Required task: Can you output the material exactly as written, minus any pictures it holds?

Saved entries
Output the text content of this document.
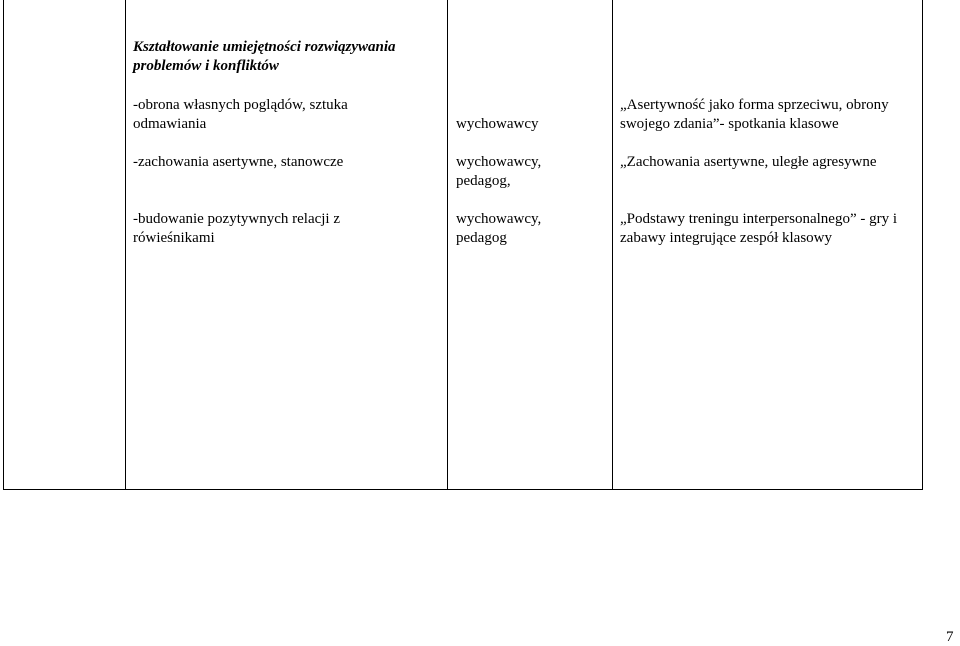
Kształtowanie umiejętności rozwiązywania problemów i konfliktów
-obrona własnych poglądów, sztuka odmawiania	wychowawcy
„Asertywność jako forma sprzeciwu, obrony swojego zdania”- spotkania klasowe
-zachowania asertywne, stanowcze	wychowawcy, pedagog,
„Zachowania asertywne, uległe agresywne
-budowanie pozytywnych relacji z rówieśnikami
wychowawcy, pedagog
„Podstawy treningu interpersonalnego” - gry i zabawy integrujące zespół klasowy
7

Reply:
Output the text content of this document.
Kształtowanie umiejętności rozwiązywania problemów i konfliktów
-obrona własnych poglądów, sztuka odmawiania	wychowawcy
„Asertywność jako forma sprzeciwu, obrony swojego zdania”- spotkania klasowe
-zachowania asertywne, stanowcze	wychowawcy, pedagog,
„Zachowania asertywne, uległe agresywne
-budowanie pozytywnych relacji z rówieśnikami
wychowawcy, pedagog
„Podstawy treningu interpersonalnego” - gry i zabawy integrujące zespół klasowy
7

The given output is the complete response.